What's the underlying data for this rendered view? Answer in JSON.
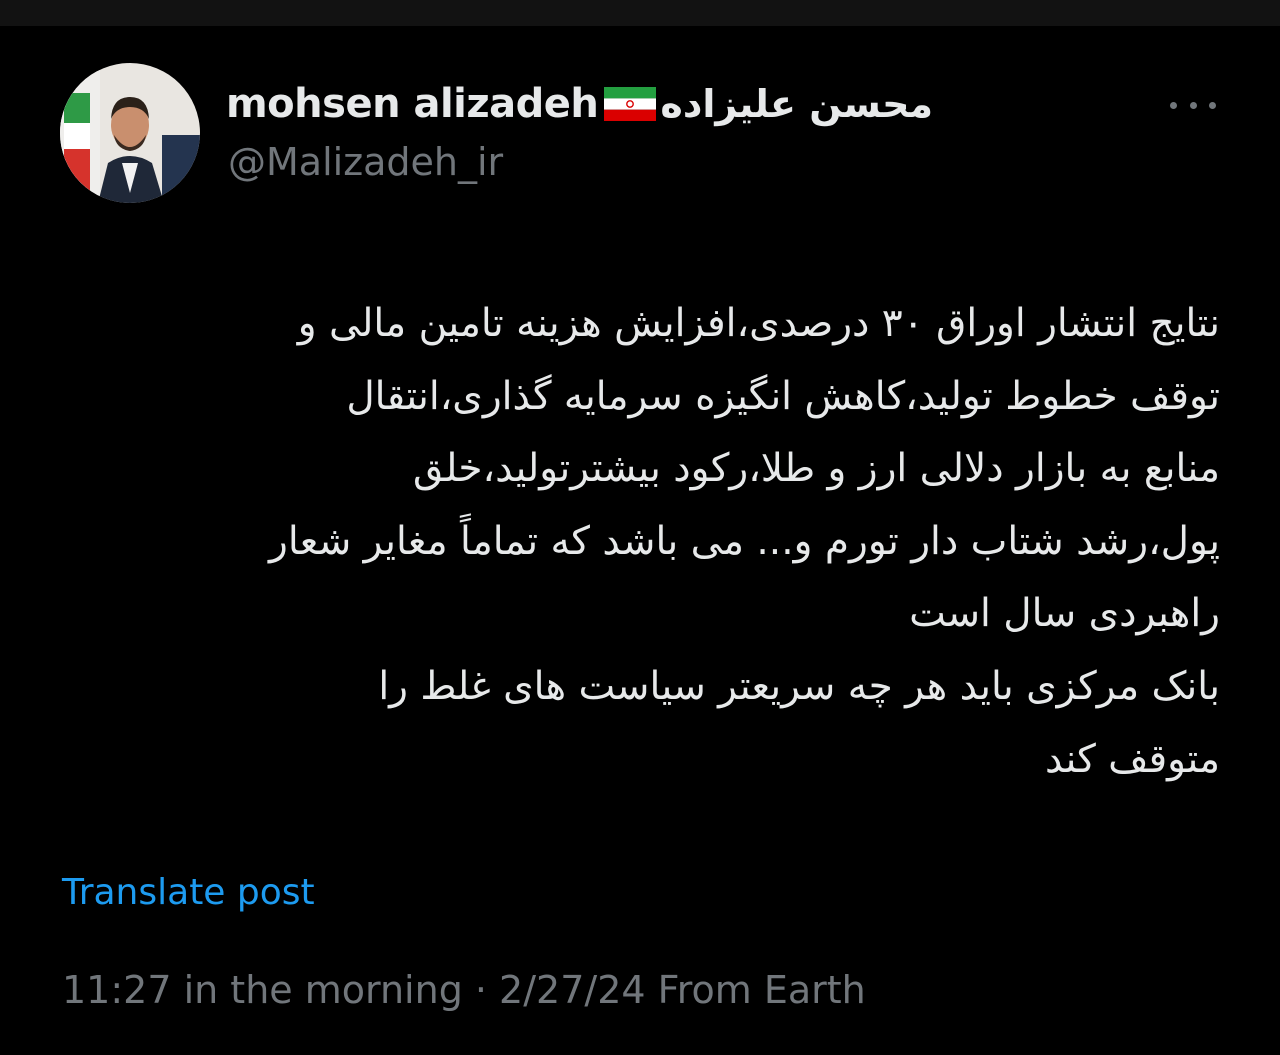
{
  "author": {
    "name_en": "mohsen alizadeh",
    "name_fa": "محسن علیزاده",
    "handle": "@Malizadeh_ir",
    "flag_icon": "iran-flag-icon"
  },
  "post": {
    "lines": [
      "نتایج انتشار اوراق ۳۰ درصدی،افزایش هزینه تامین مالی و",
      "توقف خطوط تولید،کاهش انگیزه سرمایه گذاری،انتقال",
      "منابع به بازار دلالی ارز و طلا،رکود بیشترتولید،خلق",
      "پول،رشد شتاب دار تورم و... می باشد که تماماً مغایر شعار",
      "راهبردی سال است",
      "بانک مرکزی باید هر چه سریعتر سیاست های غلط را",
      "متوقف کند"
    ],
    "translate_label": "Translate post",
    "timestamp": "11:27 in the morning · 2/27/24 From Earth"
  },
  "colors": {
    "background": "#000000",
    "text": "#e7e9ea",
    "muted": "#71767b",
    "link": "#1d9bf0"
  }
}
------------------------------------------------------------------------
▶ _TO BE DONE_:
Collect every line above that contains the word "post".

▶ _OUTPUT BELOW_:
  "post": {
    "translate_label": "Translate post",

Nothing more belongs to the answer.